Images should be left out, and everything else in the listing reproduced exactly.
-------
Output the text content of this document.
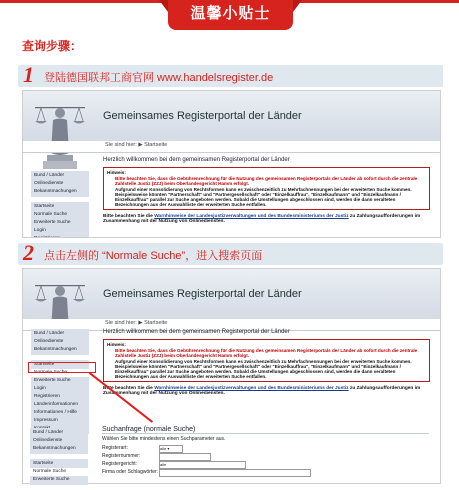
温馨小贴士
查询步骤：
1 登陆德国联邦工商官网 www.handelsregister.de
Gemeinsames Registerportal der Länder
Sie sind hier: ▶ Startseite
Bund / Länder
Onlinedienste
Bekanntmachungen
Startseite
Normale Suche
Erweiterte Suche
Login
Herzlich willkommen bei dem gemeinsamen Registerportal der Länder
Hinweis:
Bitte beachten Sie, dass die Gebührenrechnung für die Nutzung des gemeinsamen Registerportals der Länder ab sofort durch die zentrale Zahlstelle Justiz (ZZJ) beim Oberlandesgericht Hamm erfolgt.
Aufgrund einer Konsolidierung von Rechtsformen kann es zwischenzeitlich zu Mehrfachnennungen bei der erweiterten Suche kommen. Beispielsweise könnten "Partnerschaft" und "Partnergesellschaft" oder "Einzelkauffrau", "Einzelkaufmann" und "Einzelkaufmann / Einzelkauffrau" parallel zur Suche angeboten werden. Sobald die Umstellungen abgeschlossen sind, werden die dann veralteten Bezeichnungen aus der Auswahlliste der erweiterten Suche entfallen.
Bitte beachten Sie die Warnhinweise der Landesjustizverwaltungen und des Bundesministeriums der Justiz zu Zahlungsaufforderungen im Zusammenhang mit der Nutzung von Onlinediensten.
2 点击左侧的 “Normale Suche”，进入搜索页面
Gemeinsames Registerportal der Länder
Sie sind hier: ▶ Startseite
Bund / Länder
Onlinedienste
Bekanntmachungen
Startseite
Normale Suche
Erweiterte Suche
Login
Registrieren
Länderinformationen
Informationen / Hilfe
Impressum
Herzlich willkommen bei dem gemeinsamen Registerportal der Länder
Hinweis:
Bitte beachten Sie, dass die Gebührenrechnung für die Nutzung des gemeinsamen Registerportals der Länder ab sofort durch die zentrale Zahlstelle Justiz (ZZJ) beim Oberlandesgericht Hamm erfolgt.
Aufgrund einer Konsolidierung von Rechtsformen kann es zwischenzeitlich zu Mehrfachnennungen bei der erweiterten Suche kommen. Beispielsweise könnten "Partnerschaft" und "Partnergesellschaft" oder "Einzelkauffrau", "Einzelkaufmann" und "Einzelkaufmann / Einzelkauffrau" parallel zur Suche angeboten werden. Sobald die Umstellungen abgeschlossen sind, werden die dann veralteten Bezeichnungen aus der Auswahlliste der erweiterten Suche entfallen.
Bitte beachten Sie die Warnhinweise der Landesjustizverwaltungen und des Bundesministeriums der Justiz zu Zahlungsaufforderungen im Zusammenhang mit der Nutzung von Onlinediensten.
Bund / Länder
Onlinedienste
Bekanntmachungen
Startseite
Normale Suche
Erweiterte Suche
Suchanfrage (normale Suche)
Wählen Sie bitte mindestens einen Suchparameter aus.
Registerart:	alle ▾
Registernummer:
Registergericht:	alle
Firma oder Schlagwörter:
-------
Final result =
Output the text content of this document.
温馨小贴士
查询步骤：
1 登陆德国联邦工商官网 www.handelsregister.de
Gemeinsames Registerportal der Länder
Sie sind hier: ▶ Startseite
Bund / Länder
Onlinedienste
Bekanntmachungen
Startseite
Normale Suche
Erweiterte Suche
Login
Herzlich willkommen bei dem gemeinsamen Registerportal der Länder
Hinweis:
Bitte beachten Sie, dass die Gebührenrechnung für die Nutzung des gemeinsamen Registerportals der Länder ab sofort durch die zentrale Zahlstelle Justiz (ZZJ) beim Oberlandesgericht Hamm erfolgt.
Aufgrund einer Konsolidierung von Rechtsformen kann es zwischenzeitlich zu Mehrfachnennungen bei der erweiterten Suche kommen. Beispielsweise könnten "Partnerschaft" und "Partnergesellschaft" oder "Einzelkauffrau", "Einzelkaufmann" und "Einzelkaufmann / Einzelkauffrau" parallel zur Suche angeboten werden. Sobald die Umstellungen abgeschlossen sind, werden die dann veralteten Bezeichnungen aus der Auswahlliste der erweiterten Suche entfallen.
Bitte beachten Sie die Warnhinweise der Landesjustizverwaltungen und des Bundesministeriums der Justiz zu Zahlungsaufforderungen im Zusammenhang mit der Nutzung von Onlinediensten.
2 点击左侧的 “Normale Suche”，进入搜索页面
Gemeinsames Registerportal der Länder
Sie sind hier: ▶ Startseite
Bund / Länder
Onlinedienste
Bekanntmachungen
Startseite
Normale Suche
Erweiterte Suche
Login
Registrieren
Länderinformationen
Informationen / Hilfe
Impressum
Herzlich willkommen bei dem gemeinsamen Registerportal der Länder
Hinweis:
Bitte beachten Sie, dass die Gebührenrechnung für die Nutzung des gemeinsamen Registerportals der Länder ab sofort durch die zentrale Zahlstelle Justiz (ZZJ) beim Oberlandesgericht Hamm erfolgt.
Aufgrund einer Konsolidierung von Rechtsformen kann es zwischenzeitlich zu Mehrfachnennungen bei der erweiterten Suche kommen. Beispielsweise könnten "Partnerschaft" und "Partnergesellschaft" oder "Einzelkauffrau", "Einzelkaufmann" und "Einzelkaufmann / Einzelkauffrau" parallel zur Suche angeboten werden. Sobald die Umstellungen abgeschlossen sind, werden die dann veralteten Bezeichnungen aus der Auswahlliste der erweiterten Suche entfallen.
Bitte beachten Sie die Warnhinweise der Landesjustizverwaltungen und des Bundesministeriums der Justiz zu Zahlungsaufforderungen im Zusammenhang mit der Nutzung von Onlinediensten.
Bund / Länder
Onlinedienste
Bekanntmachungen
Startseite
Normale Suche
Erweiterte Suche
Suchanfrage (normale Suche)
Wählen Sie bitte mindestens einen Suchparameter aus.
Registerart:	alle ▾
Registernummer:
Registergericht:	alle
Firma oder Schlagwörter:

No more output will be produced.